--- TASK REQUIREMENTS ---
Can you write out the records below again, substituting "arrow-down-icon" for every "chevron-down-icon" and leaving everything else as it is? Omit the pictures from your answer.

--- RECORDS SHOWN ---
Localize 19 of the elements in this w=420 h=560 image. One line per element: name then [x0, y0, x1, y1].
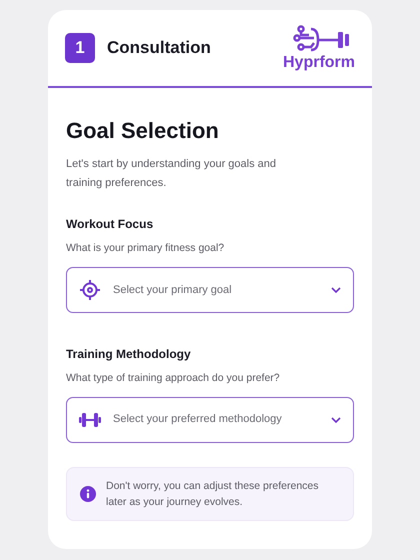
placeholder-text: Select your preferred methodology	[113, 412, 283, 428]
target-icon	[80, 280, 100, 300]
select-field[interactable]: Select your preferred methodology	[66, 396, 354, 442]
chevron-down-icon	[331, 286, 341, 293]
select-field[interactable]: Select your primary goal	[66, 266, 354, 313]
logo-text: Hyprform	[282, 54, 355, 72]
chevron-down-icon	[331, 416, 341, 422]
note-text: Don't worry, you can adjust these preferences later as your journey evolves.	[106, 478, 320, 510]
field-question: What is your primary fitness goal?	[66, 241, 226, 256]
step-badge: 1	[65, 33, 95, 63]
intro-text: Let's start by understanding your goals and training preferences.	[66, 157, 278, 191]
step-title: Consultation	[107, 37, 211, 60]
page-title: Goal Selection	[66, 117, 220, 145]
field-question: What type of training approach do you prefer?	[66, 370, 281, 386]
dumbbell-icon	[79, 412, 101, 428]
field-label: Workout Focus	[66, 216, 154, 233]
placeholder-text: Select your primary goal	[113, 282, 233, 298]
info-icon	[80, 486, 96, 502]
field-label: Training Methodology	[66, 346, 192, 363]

--- RESPONSE ---
Localize 19 of the elements in this w=420 h=560 image. One line per element: name then [x0, y0, x1, y1].
placeholder-text: Select your preferred methodology	[113, 412, 283, 428]
target-icon	[80, 280, 100, 300]
select-field[interactable]: Select your preferred methodology	[66, 396, 354, 442]
arrow-down-icon	[331, 286, 341, 293]
select-field[interactable]: Select your primary goal	[66, 266, 354, 313]
logo-text: Hyprform	[282, 54, 355, 72]
arrow-down-icon	[331, 416, 341, 422]
note-text: Don't worry, you can adjust these preferences later as your journey evolves.	[106, 478, 320, 510]
field-question: What is your primary fitness goal?	[66, 241, 226, 256]
step-badge: 1	[65, 33, 95, 63]
intro-text: Let's start by understanding your goals and training preferences.	[66, 157, 278, 191]
step-title: Consultation	[107, 37, 211, 60]
page-title: Goal Selection	[66, 117, 220, 145]
field-question: What type of training approach do you prefer?	[66, 370, 281, 386]
dumbbell-icon	[79, 412, 101, 428]
field-label: Workout Focus	[66, 216, 154, 233]
placeholder-text: Select your primary goal	[113, 282, 233, 298]
info-icon	[80, 486, 96, 502]
field-label: Training Methodology	[66, 346, 192, 363]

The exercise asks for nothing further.